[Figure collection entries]

□ □ □ □

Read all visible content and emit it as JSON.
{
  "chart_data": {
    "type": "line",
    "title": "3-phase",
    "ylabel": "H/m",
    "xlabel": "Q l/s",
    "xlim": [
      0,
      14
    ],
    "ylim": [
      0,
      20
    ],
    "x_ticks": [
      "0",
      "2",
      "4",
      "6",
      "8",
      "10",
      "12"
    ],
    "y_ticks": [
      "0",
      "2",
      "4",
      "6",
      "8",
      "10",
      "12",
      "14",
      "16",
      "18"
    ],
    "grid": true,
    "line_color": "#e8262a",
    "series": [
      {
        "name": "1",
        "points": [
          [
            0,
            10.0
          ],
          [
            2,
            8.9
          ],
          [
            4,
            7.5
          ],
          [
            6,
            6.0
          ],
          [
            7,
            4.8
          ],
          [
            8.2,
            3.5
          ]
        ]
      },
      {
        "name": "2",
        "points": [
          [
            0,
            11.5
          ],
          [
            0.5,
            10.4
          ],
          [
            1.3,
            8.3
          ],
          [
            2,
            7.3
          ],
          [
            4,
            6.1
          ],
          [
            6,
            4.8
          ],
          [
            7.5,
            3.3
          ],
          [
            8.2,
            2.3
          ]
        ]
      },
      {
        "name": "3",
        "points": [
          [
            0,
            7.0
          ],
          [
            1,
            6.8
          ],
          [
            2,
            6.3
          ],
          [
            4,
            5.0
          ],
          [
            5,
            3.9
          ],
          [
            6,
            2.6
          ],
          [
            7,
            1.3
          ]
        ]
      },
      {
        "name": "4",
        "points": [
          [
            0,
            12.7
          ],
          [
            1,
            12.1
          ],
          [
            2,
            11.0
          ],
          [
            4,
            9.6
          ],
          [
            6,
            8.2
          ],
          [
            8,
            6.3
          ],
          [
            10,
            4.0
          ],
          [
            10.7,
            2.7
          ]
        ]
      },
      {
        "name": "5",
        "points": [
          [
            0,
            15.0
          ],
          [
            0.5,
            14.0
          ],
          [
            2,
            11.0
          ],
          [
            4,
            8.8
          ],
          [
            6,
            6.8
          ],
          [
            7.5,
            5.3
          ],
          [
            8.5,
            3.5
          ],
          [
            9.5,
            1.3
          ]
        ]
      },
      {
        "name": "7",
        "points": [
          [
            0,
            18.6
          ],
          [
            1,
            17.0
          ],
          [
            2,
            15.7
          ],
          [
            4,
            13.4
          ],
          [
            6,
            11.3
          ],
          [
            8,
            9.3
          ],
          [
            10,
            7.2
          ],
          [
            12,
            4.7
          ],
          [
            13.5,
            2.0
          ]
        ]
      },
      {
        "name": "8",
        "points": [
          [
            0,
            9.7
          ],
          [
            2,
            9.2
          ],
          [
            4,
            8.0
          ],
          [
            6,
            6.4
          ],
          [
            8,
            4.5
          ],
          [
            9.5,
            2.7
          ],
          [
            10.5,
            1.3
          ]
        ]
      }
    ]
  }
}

□ □ □ □

### [Exercise prompt]
Above are some records; repeat all of them exactly.

### [In response]
Read all visible content and emit it as JSON.
{
  "chart_data": {
    "type": "line",
    "title": "3-phase",
    "ylabel": "H/m",
    "xlabel": "Q l/s",
    "xlim": [
      0,
      14
    ],
    "ylim": [
      0,
      20
    ],
    "x_ticks": [
      "0",
      "2",
      "4",
      "6",
      "8",
      "10",
      "12"
    ],
    "y_ticks": [
      "0",
      "2",
      "4",
      "6",
      "8",
      "10",
      "12",
      "14",
      "16",
      "18"
    ],
    "grid": true,
    "line_color": "#e8262a",
    "series": [
      {
        "name": "1",
        "points": [
          [
            0,
            10.0
          ],
          [
            2,
            8.9
          ],
          [
            4,
            7.5
          ],
          [
            6,
            6.0
          ],
          [
            7,
            4.8
          ],
          [
            8.2,
            3.5
          ]
        ]
      },
      {
        "name": "2",
        "points": [
          [
            0,
            11.5
          ],
          [
            0.5,
            10.4
          ],
          [
            1.3,
            8.3
          ],
          [
            2,
            7.3
          ],
          [
            4,
            6.1
          ],
          [
            6,
            4.8
          ],
          [
            7.5,
            3.3
          ],
          [
            8.2,
            2.3
          ]
        ]
      },
      {
        "name": "3",
        "points": [
          [
            0,
            7.0
          ],
          [
            1,
            6.8
          ],
          [
            2,
            6.3
          ],
          [
            4,
            5.0
          ],
          [
            5,
            3.9
          ],
          [
            6,
            2.6
          ],
          [
            7,
            1.3
          ]
        ]
      },
      {
        "name": "4",
        "points": [
          [
            0,
            12.7
          ],
          [
            1,
            12.1
          ],
          [
            2,
            11.0
          ],
          [
            4,
            9.6
          ],
          [
            6,
            8.2
          ],
          [
            8,
            6.3
          ],
          [
            10,
            4.0
          ],
          [
            10.7,
            2.7
          ]
        ]
      },
      {
        "name": "5",
        "points": [
          [
            0,
            15.0
          ],
          [
            0.5,
            14.0
          ],
          [
            2,
            11.0
          ],
          [
            4,
            8.8
          ],
          [
            6,
            6.8
          ],
          [
            7.5,
            5.3
          ],
          [
            8.5,
            3.5
          ],
          [
            9.5,
            1.3
          ]
        ]
      },
      {
        "name": "7",
        "points": [
          [
            0,
            18.6
          ],
          [
            1,
            17.0
          ],
          [
            2,
            15.7
          ],
          [
            4,
            13.4
          ],
          [
            6,
            11.3
          ],
          [
            8,
            9.3
          ],
          [
            10,
            7.2
          ],
          [
            12,
            4.7
          ],
          [
            13.5,
            2.0
          ]
        ]
      },
      {
        "name": "8",
        "points": [
          [
            0,
            9.7
          ],
          [
            2,
            9.2
          ],
          [
            4,
            8.0
          ],
          [
            6,
            6.4
          ],
          [
            8,
            4.5
          ],
          [
            9.5,
            2.7
          ],
          [
            10.5,
            1.3
          ]
        ]
      }
    ]
  }
}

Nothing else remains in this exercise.